Update the data below by changing every "interactable" to "clickable", keeping everything else the same.
--- --- ---
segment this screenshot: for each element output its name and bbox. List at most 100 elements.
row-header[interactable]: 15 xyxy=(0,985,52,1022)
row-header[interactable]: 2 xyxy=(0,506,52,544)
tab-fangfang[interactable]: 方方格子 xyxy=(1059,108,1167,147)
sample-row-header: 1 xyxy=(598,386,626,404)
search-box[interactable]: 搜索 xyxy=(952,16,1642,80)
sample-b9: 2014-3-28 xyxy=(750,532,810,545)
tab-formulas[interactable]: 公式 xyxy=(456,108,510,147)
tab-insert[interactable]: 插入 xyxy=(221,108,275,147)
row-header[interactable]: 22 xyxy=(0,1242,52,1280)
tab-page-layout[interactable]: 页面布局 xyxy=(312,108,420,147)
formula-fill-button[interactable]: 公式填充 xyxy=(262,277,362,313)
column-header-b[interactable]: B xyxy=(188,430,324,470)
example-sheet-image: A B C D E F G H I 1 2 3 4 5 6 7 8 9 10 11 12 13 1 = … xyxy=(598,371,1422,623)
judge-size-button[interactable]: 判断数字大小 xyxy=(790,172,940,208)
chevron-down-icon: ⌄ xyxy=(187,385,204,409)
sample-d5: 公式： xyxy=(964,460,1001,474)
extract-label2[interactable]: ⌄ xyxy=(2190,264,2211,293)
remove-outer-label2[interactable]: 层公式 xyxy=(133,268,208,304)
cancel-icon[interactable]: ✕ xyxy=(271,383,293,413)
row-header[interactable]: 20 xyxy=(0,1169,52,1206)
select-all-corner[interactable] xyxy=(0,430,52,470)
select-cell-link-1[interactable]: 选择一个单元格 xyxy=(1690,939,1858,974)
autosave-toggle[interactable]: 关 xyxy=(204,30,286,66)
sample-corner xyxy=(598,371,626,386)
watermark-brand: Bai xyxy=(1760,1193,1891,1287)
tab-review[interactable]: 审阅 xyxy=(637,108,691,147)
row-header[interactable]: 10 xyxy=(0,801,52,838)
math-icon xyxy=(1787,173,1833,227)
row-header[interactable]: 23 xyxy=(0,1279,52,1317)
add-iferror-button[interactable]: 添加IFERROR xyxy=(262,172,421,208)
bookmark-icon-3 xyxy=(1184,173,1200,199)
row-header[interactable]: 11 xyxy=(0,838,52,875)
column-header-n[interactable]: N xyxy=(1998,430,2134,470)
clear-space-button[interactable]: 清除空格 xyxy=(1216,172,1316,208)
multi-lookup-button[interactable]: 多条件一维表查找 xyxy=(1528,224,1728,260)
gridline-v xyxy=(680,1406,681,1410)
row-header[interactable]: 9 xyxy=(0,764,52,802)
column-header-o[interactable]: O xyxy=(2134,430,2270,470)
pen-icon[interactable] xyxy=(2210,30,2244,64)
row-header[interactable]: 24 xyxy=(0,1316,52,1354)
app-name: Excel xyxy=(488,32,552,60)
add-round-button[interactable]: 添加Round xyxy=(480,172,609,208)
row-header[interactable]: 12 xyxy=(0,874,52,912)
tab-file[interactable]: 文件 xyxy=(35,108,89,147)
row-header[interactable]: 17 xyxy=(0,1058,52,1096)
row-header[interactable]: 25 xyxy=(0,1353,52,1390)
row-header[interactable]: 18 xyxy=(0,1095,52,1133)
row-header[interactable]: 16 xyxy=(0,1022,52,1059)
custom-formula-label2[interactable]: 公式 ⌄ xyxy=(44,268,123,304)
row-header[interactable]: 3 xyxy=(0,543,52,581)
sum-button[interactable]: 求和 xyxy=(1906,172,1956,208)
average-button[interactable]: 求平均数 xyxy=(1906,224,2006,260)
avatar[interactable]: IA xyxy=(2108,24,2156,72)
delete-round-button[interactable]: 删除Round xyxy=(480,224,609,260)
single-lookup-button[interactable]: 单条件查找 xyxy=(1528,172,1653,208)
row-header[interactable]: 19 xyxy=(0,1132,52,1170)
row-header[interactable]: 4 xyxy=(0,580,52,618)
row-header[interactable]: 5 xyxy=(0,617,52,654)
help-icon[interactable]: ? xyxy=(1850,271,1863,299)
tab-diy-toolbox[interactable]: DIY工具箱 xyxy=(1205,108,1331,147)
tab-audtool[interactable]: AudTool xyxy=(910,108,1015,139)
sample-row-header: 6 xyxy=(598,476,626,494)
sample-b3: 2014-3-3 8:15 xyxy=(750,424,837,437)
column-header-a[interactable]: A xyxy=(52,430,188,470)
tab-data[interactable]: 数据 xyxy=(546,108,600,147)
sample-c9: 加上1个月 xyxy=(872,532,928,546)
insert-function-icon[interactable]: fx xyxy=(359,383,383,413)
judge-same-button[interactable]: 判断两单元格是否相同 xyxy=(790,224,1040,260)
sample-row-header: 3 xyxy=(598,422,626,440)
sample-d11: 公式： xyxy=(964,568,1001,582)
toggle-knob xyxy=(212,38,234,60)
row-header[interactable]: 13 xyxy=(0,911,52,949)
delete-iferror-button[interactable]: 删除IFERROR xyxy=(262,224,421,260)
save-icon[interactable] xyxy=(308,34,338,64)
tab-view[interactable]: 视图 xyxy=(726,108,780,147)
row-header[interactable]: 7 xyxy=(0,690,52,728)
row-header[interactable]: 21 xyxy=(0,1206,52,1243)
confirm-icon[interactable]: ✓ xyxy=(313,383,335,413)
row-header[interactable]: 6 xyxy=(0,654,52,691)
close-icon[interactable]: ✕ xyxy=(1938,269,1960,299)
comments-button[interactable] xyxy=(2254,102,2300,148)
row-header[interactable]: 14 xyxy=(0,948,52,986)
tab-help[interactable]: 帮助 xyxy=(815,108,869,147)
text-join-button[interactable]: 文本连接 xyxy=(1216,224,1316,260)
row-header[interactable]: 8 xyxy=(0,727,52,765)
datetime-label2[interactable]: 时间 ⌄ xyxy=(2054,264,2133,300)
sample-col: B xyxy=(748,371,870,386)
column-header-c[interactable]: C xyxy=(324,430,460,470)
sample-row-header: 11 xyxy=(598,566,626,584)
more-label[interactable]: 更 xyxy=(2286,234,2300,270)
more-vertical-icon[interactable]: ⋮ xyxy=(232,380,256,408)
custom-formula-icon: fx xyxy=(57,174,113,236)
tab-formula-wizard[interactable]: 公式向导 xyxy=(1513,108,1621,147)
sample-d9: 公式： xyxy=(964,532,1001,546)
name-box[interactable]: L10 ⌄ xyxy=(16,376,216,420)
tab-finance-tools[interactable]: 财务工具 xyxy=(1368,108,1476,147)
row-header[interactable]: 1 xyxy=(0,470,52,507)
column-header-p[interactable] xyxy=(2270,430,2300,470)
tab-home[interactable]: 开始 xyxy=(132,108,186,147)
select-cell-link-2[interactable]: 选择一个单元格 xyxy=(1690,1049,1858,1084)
--- --- ---
** Exercise result **
segment this screenshot: for each element output its name and bbox. List at most 100 elements.
row-header[clickable]: 15 xyxy=(0,985,52,1022)
row-header[clickable]: 2 xyxy=(0,506,52,544)
tab-fangfang[clickable]: 方方格子 xyxy=(1059,108,1167,147)
sample-row-header: 1 xyxy=(598,386,626,404)
search-box[clickable]: 搜索 xyxy=(952,16,1642,80)
sample-b9: 2014-3-28 xyxy=(750,532,810,545)
tab-formulas[clickable]: 公式 xyxy=(456,108,510,147)
tab-insert[clickable]: 插入 xyxy=(221,108,275,147)
row-header[clickable]: 22 xyxy=(0,1242,52,1280)
tab-page-layout[clickable]: 页面布局 xyxy=(312,108,420,147)
formula-fill-button[clickable]: 公式填充 xyxy=(262,277,362,313)
column-header-b[clickable]: B xyxy=(188,430,324,470)
example-sheet-image: A B C D E F G H I 1 2 3 4 5 6 7 8 9 10 11 12 13 1 = … xyxy=(598,371,1422,623)
judge-size-button[clickable]: 判断数字大小 xyxy=(790,172,940,208)
chevron-down-icon: ⌄ xyxy=(187,385,204,409)
sample-d5: 公式： xyxy=(964,460,1001,474)
extract-label2[clickable]: ⌄ xyxy=(2190,264,2211,293)
remove-outer-label2[clickable]: 层公式 xyxy=(133,268,208,304)
cancel-icon[clickable]: ✕ xyxy=(271,383,293,413)
row-header[clickable]: 20 xyxy=(0,1169,52,1206)
select-all-corner[clickable] xyxy=(0,430,52,470)
select-cell-link-1[clickable]: 选择一个单元格 xyxy=(1690,939,1858,974)
autosave-toggle[clickable]: 关 xyxy=(204,30,286,66)
sample-corner xyxy=(598,371,626,386)
watermark-brand: Bai xyxy=(1760,1193,1891,1287)
tab-review[clickable]: 审阅 xyxy=(637,108,691,147)
row-header[clickable]: 10 xyxy=(0,801,52,838)
math-icon xyxy=(1787,173,1833,227)
row-header[clickable]: 23 xyxy=(0,1279,52,1317)
add-iferror-button[clickable]: 添加IFERROR xyxy=(262,172,421,208)
bookmark-icon-3 xyxy=(1184,173,1200,199)
row-header[clickable]: 11 xyxy=(0,838,52,875)
column-header-n[clickable]: N xyxy=(1998,430,2134,470)
clear-space-button[clickable]: 清除空格 xyxy=(1216,172,1316,208)
multi-lookup-button[clickable]: 多条件一维表查找 xyxy=(1528,224,1728,260)
gridline-v xyxy=(680,1406,681,1410)
row-header[clickable]: 9 xyxy=(0,764,52,802)
column-header-o[clickable]: O xyxy=(2134,430,2270,470)
pen-icon[clickable] xyxy=(2210,30,2244,64)
row-header[clickable]: 24 xyxy=(0,1316,52,1354)
app-name: Excel xyxy=(488,32,552,60)
add-round-button[clickable]: 添加Round xyxy=(480,172,609,208)
row-header[clickable]: 12 xyxy=(0,874,52,912)
tab-file[clickable]: 文件 xyxy=(35,108,89,147)
row-header[clickable]: 17 xyxy=(0,1058,52,1096)
row-header[clickable]: 25 xyxy=(0,1353,52,1390)
row-header[clickable]: 18 xyxy=(0,1095,52,1133)
row-header[clickable]: 16 xyxy=(0,1022,52,1059)
custom-formula-label2[clickable]: 公式 ⌄ xyxy=(44,268,123,304)
row-header[clickable]: 3 xyxy=(0,543,52,581)
sum-button[clickable]: 求和 xyxy=(1906,172,1956,208)
average-button[clickable]: 求平均数 xyxy=(1906,224,2006,260)
avatar[clickable]: IA xyxy=(2108,24,2156,72)
delete-round-button[clickable]: 删除Round xyxy=(480,224,609,260)
single-lookup-button[clickable]: 单条件查找 xyxy=(1528,172,1653,208)
row-header[clickable]: 19 xyxy=(0,1132,52,1170)
row-header[clickable]: 4 xyxy=(0,580,52,618)
row-header[clickable]: 5 xyxy=(0,617,52,654)
help-icon[clickable]: ? xyxy=(1850,271,1863,299)
tab-diy-toolbox[clickable]: DIY工具箱 xyxy=(1205,108,1331,147)
tab-audtool[clickable]: AudTool xyxy=(910,108,1015,139)
sample-row-header: 6 xyxy=(598,476,626,494)
sample-b3: 2014-3-3 8:15 xyxy=(750,424,837,437)
column-header-a[clickable]: A xyxy=(52,430,188,470)
tab-data[clickable]: 数据 xyxy=(546,108,600,147)
sample-c9: 加上1个月 xyxy=(872,532,928,546)
insert-function-icon[clickable]: fx xyxy=(359,383,383,413)
judge-same-button[clickable]: 判断两单元格是否相同 xyxy=(790,224,1040,260)
sample-row-header: 3 xyxy=(598,422,626,440)
sample-d11: 公式： xyxy=(964,568,1001,582)
toggle-knob xyxy=(212,38,234,60)
row-header[clickable]: 13 xyxy=(0,911,52,949)
delete-iferror-button[clickable]: 删除IFERROR xyxy=(262,224,421,260)
save-icon[clickable] xyxy=(308,34,338,64)
tab-view[clickable]: 视图 xyxy=(726,108,780,147)
row-header[clickable]: 7 xyxy=(0,690,52,728)
row-header[clickable]: 21 xyxy=(0,1206,52,1243)
confirm-icon[clickable]: ✓ xyxy=(313,383,335,413)
row-header[clickable]: 6 xyxy=(0,654,52,691)
close-icon[clickable]: ✕ xyxy=(1938,269,1960,299)
comments-button[clickable] xyxy=(2254,102,2300,148)
row-header[clickable]: 14 xyxy=(0,948,52,986)
tab-help[clickable]: 帮助 xyxy=(815,108,869,147)
text-join-button[clickable]: 文本连接 xyxy=(1216,224,1316,260)
row-header[clickable]: 8 xyxy=(0,727,52,765)
datetime-label2[clickable]: 时间 ⌄ xyxy=(2054,264,2133,300)
sample-col: B xyxy=(748,371,870,386)
column-header-c[clickable]: C xyxy=(324,430,460,470)
sample-row-header: 11 xyxy=(598,566,626,584)
more-label[clickable]: 更 xyxy=(2286,234,2300,270)
more-vertical-icon[clickable]: ⋮ xyxy=(232,380,256,408)
custom-formula-icon: fx xyxy=(57,174,113,236)
tab-formula-wizard[clickable]: 公式向导 xyxy=(1513,108,1621,147)
sample-d9: 公式： xyxy=(964,532,1001,546)
name-box[clickable]: L10 ⌄ xyxy=(16,376,216,420)
tab-finance-tools[clickable]: 财务工具 xyxy=(1368,108,1476,147)
row-header[clickable]: 1 xyxy=(0,470,52,507)
column-header-p[clickable] xyxy=(2270,430,2300,470)
tab-home[clickable]: 开始 xyxy=(132,108,186,147)
select-cell-link-2[clickable]: 选择一个单元格 xyxy=(1690,1049,1858,1084)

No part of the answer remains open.